### PROMPT
Rewrite the lines below as a Markdown table with the columns "No." and "Line". Begin at the line that has "svg-text:1.96: 1.96 bbox=[799, 872, 813, 879]", stop after the line that has "svg-text:0.9: 0.9 bbox=[886, 823, 892, 830]", and omit any blank lines.

### DATA IN THIS EXERCISE
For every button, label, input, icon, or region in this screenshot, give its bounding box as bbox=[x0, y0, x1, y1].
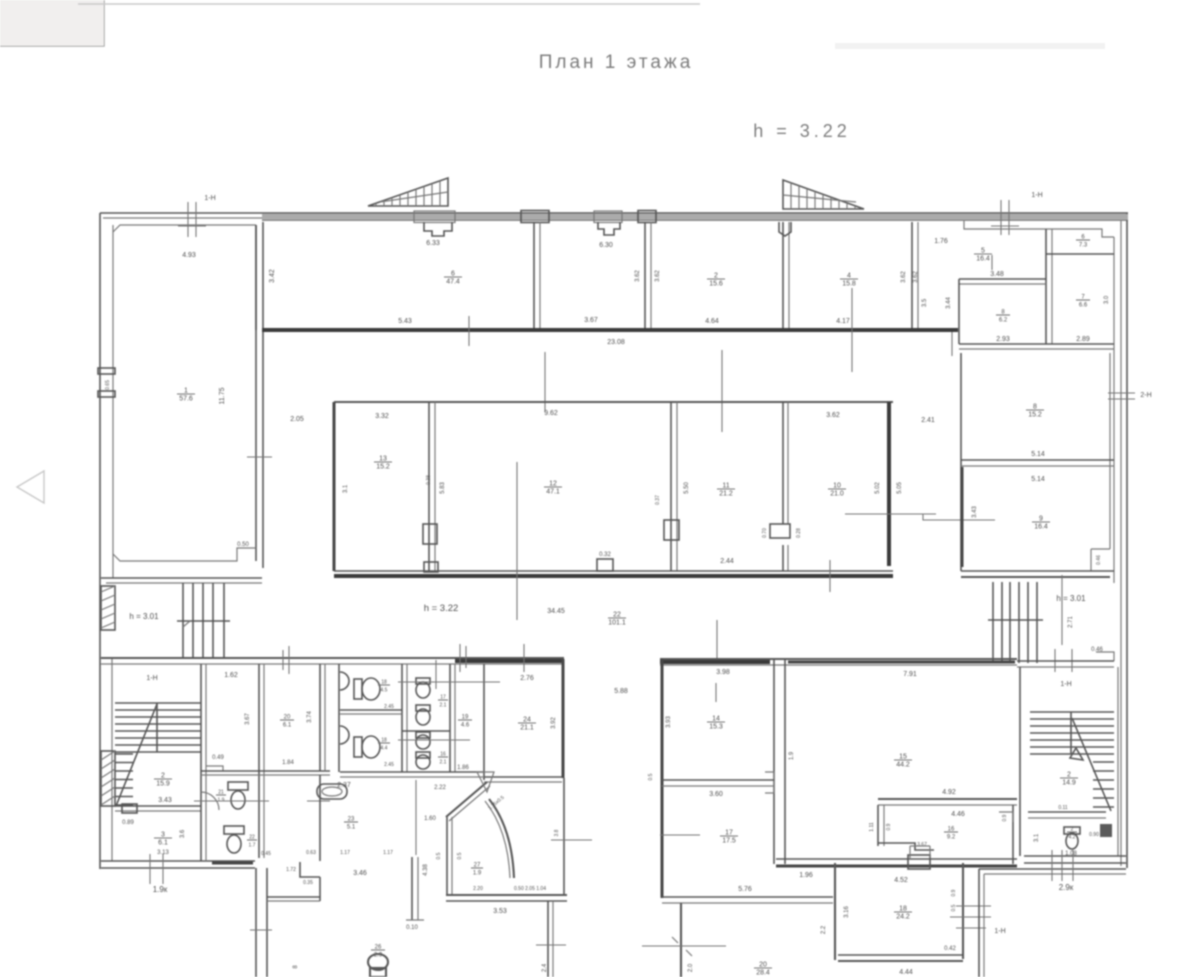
svg-text:1.96: 1.96 bbox=[799, 872, 813, 879]
wall x203 bbox=[200, 664, 202, 861]
svg-text:15.9: 15.9 bbox=[156, 781, 170, 788]
room 24 right wall thick bbox=[562, 659, 565, 778]
diagonal wall bbox=[446, 782, 487, 817]
svg-text:5.88: 5.88 bbox=[614, 688, 628, 695]
room 14 bottom wall bbox=[662, 779, 774, 781]
svg-text:3.43: 3.43 bbox=[158, 797, 172, 804]
room 10 right wall thick bbox=[887, 402, 891, 566]
svg-text:0.42: 0.42 bbox=[944, 946, 956, 952]
svg-text:0.9: 0.9 bbox=[886, 823, 892, 830]
svg-text:0.90: 0.90 bbox=[1089, 832, 1099, 838]
svg-text:3.67: 3.67 bbox=[245, 713, 251, 725]
svg-text:5.02: 5.02 bbox=[875, 482, 881, 494]
svg-text:0.45: 0.45 bbox=[261, 851, 271, 857]
svg-text:1.11: 1.11 bbox=[869, 822, 875, 832]
svg-text:4.5: 4.5 bbox=[381, 688, 388, 694]
svg-text:3.32: 3.32 bbox=[375, 413, 389, 420]
svg-text:0.38: 0.38 bbox=[426, 475, 432, 485]
stair arrow tick bbox=[183, 621, 190, 627]
tick crossing corridor wall bbox=[250, 929, 272, 931]
wall x261 bbox=[258, 664, 260, 858]
svg-text:3.8: 3.8 bbox=[554, 829, 560, 836]
svg-text:0.28: 0.28 bbox=[796, 528, 802, 538]
svg-text:0.11: 0.11 bbox=[1058, 805, 1068, 811]
svg-text:4.4: 4.4 bbox=[381, 746, 388, 752]
room 16 (9.2) bbox=[878, 798, 1017, 800]
svg-text:3.44: 3.44 bbox=[946, 297, 952, 309]
room 1 (57.6) inner outline bbox=[113, 225, 256, 232]
window opening W3 bbox=[594, 211, 622, 223]
svg-text:9.2: 9.2 bbox=[947, 835, 956, 841]
svg-text:0.35: 0.35 bbox=[303, 880, 313, 886]
svg-text:5.05: 5.05 bbox=[897, 482, 903, 494]
right stair flight from corridor bbox=[992, 582, 994, 663]
stair lower wall bbox=[1028, 811, 1106, 813]
tick on wing top wall bbox=[288, 646, 290, 674]
dim tick below block x830 bbox=[829, 560, 831, 592]
svg-text:3.62: 3.62 bbox=[901, 271, 907, 283]
svg-text:План 1 этажа: План 1 этажа bbox=[539, 52, 694, 73]
stair room label bbox=[154, 773, 172, 788]
bottom wall of room 9 bbox=[961, 570, 1114, 572]
wall x786 bbox=[782, 222, 784, 330]
wall between 14 and 15 x774-785 bbox=[773, 659, 775, 864]
room 3 bbox=[154, 832, 172, 847]
outer wall: right bbox=[1126, 213, 1128, 868]
entrance ticks 2.9K bbox=[1051, 850, 1053, 881]
svg-text:1.9: 1.9 bbox=[473, 871, 482, 877]
left stair: outer hatched wall bbox=[101, 586, 115, 630]
svg-text:2.22: 2.22 bbox=[434, 785, 446, 791]
svg-text:3.6: 3.6 bbox=[180, 829, 186, 838]
jog complex below left block bbox=[267, 896, 320, 898]
svg-text:2.89: 2.89 bbox=[1076, 336, 1090, 343]
svg-text:3.67: 3.67 bbox=[584, 317, 598, 324]
dim tick 1-H left on top wall bbox=[187, 202, 189, 237]
wc toilet bottom bbox=[354, 737, 362, 757]
faint scan smudge top-left bbox=[0, 0, 104, 46]
svg-text:15.6: 15.6 bbox=[709, 281, 723, 288]
svg-text:6.30: 6.30 bbox=[599, 242, 613, 249]
right stair treads bbox=[1030, 711, 1114, 713]
step corner right bbox=[1096, 652, 1114, 661]
middle block bottom wall bbox=[334, 570, 893, 572]
svg-text:3.74: 3.74 bbox=[307, 711, 313, 723]
ticks between 8 and 5 bbox=[951, 332, 953, 356]
svg-text:3.42: 3.42 bbox=[269, 269, 276, 283]
svg-text:3.62: 3.62 bbox=[635, 270, 641, 282]
dim tick 1-H right on top wall bbox=[1000, 200, 1002, 235]
svg-text:24.2: 24.2 bbox=[896, 914, 910, 921]
svg-text:3.92: 3.92 bbox=[551, 717, 557, 729]
svg-text:1.86: 1.86 bbox=[457, 765, 469, 771]
svg-text:21.0: 21.0 bbox=[830, 491, 844, 498]
svg-text:3.5: 3.5 bbox=[922, 298, 928, 307]
labels bbox=[1026, 404, 1044, 419]
long centerline x545 down bbox=[544, 352, 546, 412]
svg-text:3.53: 3.53 bbox=[493, 908, 507, 915]
svg-text:4.46: 4.46 bbox=[951, 811, 965, 818]
svg-text:16.4: 16.4 bbox=[976, 256, 990, 263]
wall between 11 and 10 (door) bbox=[782, 402, 784, 524]
svg-text:1-Н: 1-Н bbox=[1031, 192, 1042, 199]
svg-text:1.62: 1.62 bbox=[224, 672, 238, 679]
entrance ticks + 1.9K bbox=[149, 854, 151, 884]
svg-text:3.0: 3.0 bbox=[1104, 295, 1110, 304]
svg-text:2.2: 2.2 bbox=[821, 925, 827, 934]
dim vertical below 12 bbox=[516, 462, 518, 620]
door notch 0.32 bbox=[597, 559, 613, 571]
room 24 bottom wall bbox=[484, 776, 562, 778]
svg-text:3.16: 3.16 bbox=[844, 906, 850, 918]
svg-text:5.14: 5.14 bbox=[1031, 476, 1045, 483]
svg-text:28.4: 28.4 bbox=[756, 970, 770, 977]
svg-text:3.62: 3.62 bbox=[826, 412, 840, 419]
wall x684 below bbox=[680, 903, 682, 977]
room 14 bbox=[715, 683, 717, 702]
wing right wall x322 bbox=[319, 664, 321, 771]
dim left of room25 bbox=[415, 780, 417, 855]
wall between 57.6 and 47.4 upper bbox=[255, 225, 257, 330]
dark left wall segment of room 9 bbox=[961, 467, 964, 567]
room 7 / room 8 bbox=[959, 278, 1046, 280]
svg-text:h = 3.22: h = 3.22 bbox=[753, 121, 851, 141]
svg-text:2.45: 2.45 bbox=[384, 762, 394, 768]
room 15.2 walls bbox=[960, 353, 962, 571]
room 18 bbox=[834, 863, 836, 960]
svg-text:1-Н: 1-Н bbox=[146, 675, 157, 682]
svg-text:6.2: 6.2 bbox=[999, 318, 1008, 324]
room 1 bottom wall with 0.50 notch bbox=[113, 548, 256, 561]
svg-text:21.2: 21.2 bbox=[719, 491, 733, 498]
wc block walls bbox=[338, 664, 340, 772]
svg-text:3.43: 3.43 bbox=[972, 506, 978, 518]
svg-text:5.83: 5.83 bbox=[440, 482, 446, 494]
svg-text:0.49: 0.49 bbox=[212, 755, 224, 761]
bath oval bbox=[317, 784, 347, 799]
window opening W4 bbox=[638, 211, 656, 223]
svg-text:1.9к: 1.9к bbox=[153, 885, 168, 894]
svg-text:2.9: 2.9 bbox=[374, 953, 383, 959]
staircase left: treads bbox=[115, 702, 201, 704]
svg-text:5.50: 5.50 bbox=[684, 482, 690, 494]
room 20 small bbox=[280, 715, 294, 729]
svg-text:15.2: 15.2 bbox=[1028, 412, 1042, 419]
wall between 12 and 11 bbox=[670, 402, 672, 571]
middle block left wall bbox=[333, 402, 336, 571]
hatched triangle left (canopy) bbox=[368, 178, 448, 206]
outer wall: left bbox=[99, 213, 101, 869]
svg-text:0.5: 0.5 bbox=[648, 773, 654, 780]
corridor top wall right of stair bbox=[1017, 660, 1114, 662]
svg-text:4.6: 4.6 bbox=[461, 723, 470, 729]
svg-text:2-Н: 2-Н bbox=[1140, 392, 1151, 399]
svg-text:101.1: 101.1 bbox=[608, 620, 626, 627]
door gap with step bbox=[908, 855, 930, 869]
window opening W2 bbox=[521, 211, 549, 223]
tick on room1 right wall bbox=[247, 456, 272, 458]
svg-text:4.64: 4.64 bbox=[705, 318, 719, 325]
svg-text:2.1: 2.1 bbox=[440, 760, 447, 766]
svg-text:2.76: 2.76 bbox=[520, 675, 534, 682]
svg-text:16.4: 16.4 bbox=[1034, 524, 1048, 531]
svg-text:17.5: 17.5 bbox=[722, 838, 736, 845]
svg-text:3.46: 3.46 bbox=[353, 870, 367, 877]
svg-text:0.32: 0.32 bbox=[599, 552, 611, 558]
svg-text:3.93: 3.93 bbox=[666, 716, 672, 728]
toilet icon room 26 bbox=[368, 954, 388, 970]
svg-text:14.9: 14.9 bbox=[1062, 780, 1076, 787]
svg-text:2.93: 2.93 bbox=[996, 336, 1010, 343]
staircase lower flight hatch bbox=[115, 753, 133, 755]
svg-text:0.37: 0.37 bbox=[655, 495, 661, 505]
svg-text:2.0: 2.0 bbox=[688, 963, 694, 972]
wall x648 bbox=[644, 222, 646, 330]
svg-text:1-Н: 1-Н bbox=[1060, 681, 1071, 688]
svg-text:7.91: 7.91 bbox=[903, 671, 917, 678]
short wall x415 below room25 lobby bbox=[411, 857, 413, 920]
outer wall: top bbox=[100, 212, 1128, 214]
door notch room 2 top bbox=[779, 222, 791, 236]
svg-text:4.92: 4.92 bbox=[942, 789, 956, 796]
wall y771 bbox=[201, 770, 330, 772]
carousel left arrow bbox=[17, 471, 44, 503]
dim line at y514 room10 bbox=[845, 513, 936, 515]
svg-text:1-Н: 1-Н bbox=[204, 195, 215, 202]
wall room 47.4 right bbox=[533, 222, 535, 330]
dim vertical x722 bbox=[721, 350, 723, 432]
dim vertical x852 bbox=[851, 288, 853, 372]
svg-text:21.1: 21.1 bbox=[520, 725, 534, 732]
svg-text:2.20: 2.20 bbox=[473, 886, 483, 892]
wc texts bbox=[378, 680, 390, 694]
svg-text:0.89: 0.89 bbox=[122, 820, 134, 826]
stair block bottom wall bbox=[1024, 855, 1126, 857]
wing top wall right part bbox=[660, 658, 1017, 660]
2-H tick right wall bbox=[1108, 392, 1135, 394]
svg-text:1.72: 1.72 bbox=[286, 867, 296, 873]
toilet fixture 21 bbox=[228, 782, 248, 790]
svg-text:3.1: 3.1 bbox=[1034, 833, 1040, 842]
svg-text:0.10: 0.10 bbox=[406, 925, 418, 931]
room 25 left wall bbox=[446, 817, 448, 895]
svg-text:2.45: 2.45 bbox=[384, 704, 394, 710]
wall between 13 and 12 bbox=[428, 402, 430, 571]
toilet fixture 22 bbox=[224, 826, 244, 834]
window notch in wall 13/12 bbox=[423, 524, 437, 544]
svg-text:h = 3.22: h = 3.22 bbox=[424, 603, 459, 614]
svg-text:0.46: 0.46 bbox=[1096, 555, 1102, 565]
svg-text:3.60: 3.60 bbox=[709, 791, 723, 798]
svg-text:0.70: 0.70 bbox=[762, 528, 768, 538]
inner step top-right corner bbox=[964, 220, 1114, 237]
svg-text:11.75: 11.75 bbox=[219, 387, 226, 404]
svg-text:2.4: 2.4 bbox=[542, 963, 548, 972]
svg-text:3.62: 3.62 bbox=[913, 271, 919, 283]
stair outer hatched wall bbox=[101, 751, 115, 806]
svg-text:8: 8 bbox=[293, 965, 299, 969]
svg-text:2.71: 2.71 bbox=[1068, 616, 1074, 628]
svg-text:57.6: 57.6 bbox=[179, 396, 193, 403]
svg-text:4.52: 4.52 bbox=[894, 877, 908, 884]
wall under rooms 7/8 bbox=[959, 343, 1114, 345]
svg-text:15.8: 15.8 bbox=[842, 281, 856, 288]
divider 15.2/16.4 bbox=[961, 459, 1114, 461]
svg-text:0.9: 0.9 bbox=[1002, 814, 1008, 821]
dim tick on bottom wall x469 bbox=[468, 316, 470, 346]
svg-text:7.3: 7.3 bbox=[1079, 243, 1088, 249]
svg-text:1.84: 1.84 bbox=[282, 760, 294, 766]
staircase diagonal bbox=[116, 704, 157, 806]
svg-text:23.08: 23.08 bbox=[607, 339, 625, 346]
svg-text:2.44: 2.44 bbox=[720, 558, 734, 565]
svg-text:4.17: 4.17 bbox=[836, 318, 850, 325]
svg-text:4.2: 4.2 bbox=[1069, 835, 1076, 841]
svg-text:6.1: 6.1 bbox=[158, 840, 168, 847]
svg-text:0.63: 0.63 bbox=[306, 850, 316, 856]
svg-text:4.93: 4.93 bbox=[182, 252, 196, 259]
window opening W1 in top wall bbox=[414, 211, 455, 223]
svg-text:1.17: 1.17 bbox=[340, 850, 350, 856]
svg-text:5.76: 5.76 bbox=[738, 886, 752, 893]
faint dotted scan line top edge bbox=[78, 3, 700, 5]
middle block top wall bbox=[334, 401, 893, 403]
room 19 bbox=[458, 715, 472, 729]
dim crossing lines in wc bbox=[398, 681, 500, 683]
svg-text:0.9: 0.9 bbox=[951, 889, 957, 896]
svg-text:0.5: 0.5 bbox=[436, 852, 442, 859]
svg-text:9.62: 9.62 bbox=[544, 410, 558, 417]
room 17 bbox=[720, 830, 738, 845]
svg-text:1.9: 1.9 bbox=[789, 751, 795, 760]
svg-text:0.50 2.05 1.04: 0.50 2.05 1.04 bbox=[514, 886, 546, 892]
wc sinks left wall bbox=[340, 672, 349, 690]
grey band of top wall bbox=[262, 214, 1128, 220]
svg-text:3.1: 3.1 bbox=[343, 484, 349, 493]
porch walls bottom right bbox=[978, 869, 980, 977]
big room bottom wall bbox=[776, 858, 1017, 860]
room 15 big bbox=[894, 754, 912, 769]
svg-text:47.1: 47.1 bbox=[546, 489, 560, 496]
left stair upper flight treads bbox=[182, 583, 184, 659]
window notch on left wall bbox=[98, 368, 115, 374]
svg-text:2.41: 2.41 bbox=[921, 417, 935, 424]
svg-text:6.6: 6.6 bbox=[1079, 303, 1088, 309]
svg-text:2.1: 2.1 bbox=[440, 703, 447, 709]
svg-text:1.76: 1.76 bbox=[934, 238, 948, 245]
svg-text:34.45: 34.45 bbox=[547, 608, 565, 615]
wall x915 bbox=[911, 222, 913, 330]
svg-text:44.2: 44.2 bbox=[896, 762, 910, 769]
svg-text:0.5: 0.5 bbox=[457, 852, 463, 859]
wing bottom wall bbox=[101, 860, 255, 862]
svg-text:4.44: 4.44 bbox=[899, 969, 913, 976]
faint smudge right bbox=[835, 43, 1105, 49]
wall y897 from room17 bbox=[662, 896, 833, 898]
svg-text:47.4: 47.4 bbox=[446, 279, 460, 286]
urinal stack middle column bbox=[416, 678, 430, 684]
dim line through WC bbox=[194, 800, 269, 802]
svg-text:0.65: 0.65 bbox=[105, 380, 111, 390]
svg-text:1.17: 1.17 bbox=[383, 850, 393, 856]
svg-text:1.7: 1.7 bbox=[249, 843, 256, 849]
svg-text:15.3: 15.3 bbox=[709, 724, 723, 731]
wc toilet top bbox=[354, 679, 362, 699]
svg-text:1-Н: 1-Н bbox=[994, 928, 1005, 935]
ticks right of room 18 bbox=[956, 905, 991, 907]
wing top wall bbox=[101, 657, 564, 659]
svg-text:2.9к: 2.9к bbox=[1059, 883, 1074, 892]
room 6 small top right bbox=[1045, 229, 1047, 344]
door swing arc WC bbox=[201, 792, 219, 810]
door leaf triangle bbox=[477, 772, 494, 792]
svg-text:3.98: 3.98 bbox=[716, 669, 730, 676]
svg-text:h = 3.01: h = 3.01 bbox=[1056, 594, 1086, 603]
svg-text:3.48: 3.48 bbox=[990, 271, 1004, 278]
room 14 left wall bbox=[661, 659, 664, 898]
svg-text:6.33: 6.33 bbox=[426, 240, 440, 247]
svg-text:h = 3.01: h = 3.01 bbox=[129, 612, 159, 621]
room 25 bottom wall bbox=[446, 894, 567, 896]
svg-text:5.1: 5.1 bbox=[347, 825, 356, 831]
svg-text:6.1: 6.1 bbox=[283, 723, 292, 729]
dim vertical x717 bbox=[716, 620, 718, 658]
right stair block bbox=[1019, 667, 1021, 856]
landing bottom wall bbox=[115, 805, 201, 807]
corridor wall below x256-267 bbox=[255, 868, 257, 977]
wall below x550 bbox=[547, 901, 549, 977]
svg-text:3.62: 3.62 bbox=[655, 270, 661, 282]
svg-text:2.05: 2.05 bbox=[290, 416, 304, 423]
bottom wall of top row (thick) bbox=[262, 328, 958, 332]
room 1 label bbox=[177, 388, 195, 403]
door gap at x 423-440 bottom bbox=[424, 562, 438, 572]
hatched triangle right (canopy) bbox=[783, 180, 864, 209]
svg-text:3.67: 3.67 bbox=[917, 842, 927, 848]
svg-text:4.38: 4.38 bbox=[423, 864, 429, 876]
svg-text:15.2: 15.2 bbox=[376, 464, 390, 471]
svg-text:0.50: 0.50 bbox=[237, 542, 249, 548]
svg-text:5.14: 5.14 bbox=[1031, 451, 1045, 458]
svg-text:1.60: 1.60 bbox=[424, 816, 436, 822]
curved wall bbox=[489, 799, 514, 878]
svg-text:5.43: 5.43 bbox=[398, 318, 412, 325]
svg-text:0.5: 0.5 bbox=[951, 904, 957, 911]
room 27 labels bbox=[471, 863, 483, 877]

### OUTPUT OF THE EXERCISE
| No. | Line |
|---|---|
| 1 | svg-text:1.96: 1.96 bbox=[799, 872, 813, 879] |
| 2 | wall x203 bbox=[200, 664, 202, 861] |
| 3 | svg-text:15.9: 15.9 bbox=[156, 781, 170, 788] |
| 4 | room 24 right wall thick bbox=[562, 659, 565, 778] |
| 5 | diagonal wall bbox=[446, 782, 487, 817] |
| 6 | svg-text:5.88: 5.88 bbox=[614, 688, 628, 695] |
| 7 | room 14 bottom wall bbox=[662, 779, 774, 781] |
| 8 | svg-text:3.43: 3.43 bbox=[158, 797, 172, 804] |
| 9 | room 10 right wall thick bbox=[887, 402, 891, 566] |
| 10 | svg-text:0.42: 0.42 bbox=[944, 946, 956, 952] |
| 11 | svg-text:0.9: 0.9 bbox=[886, 823, 892, 830] |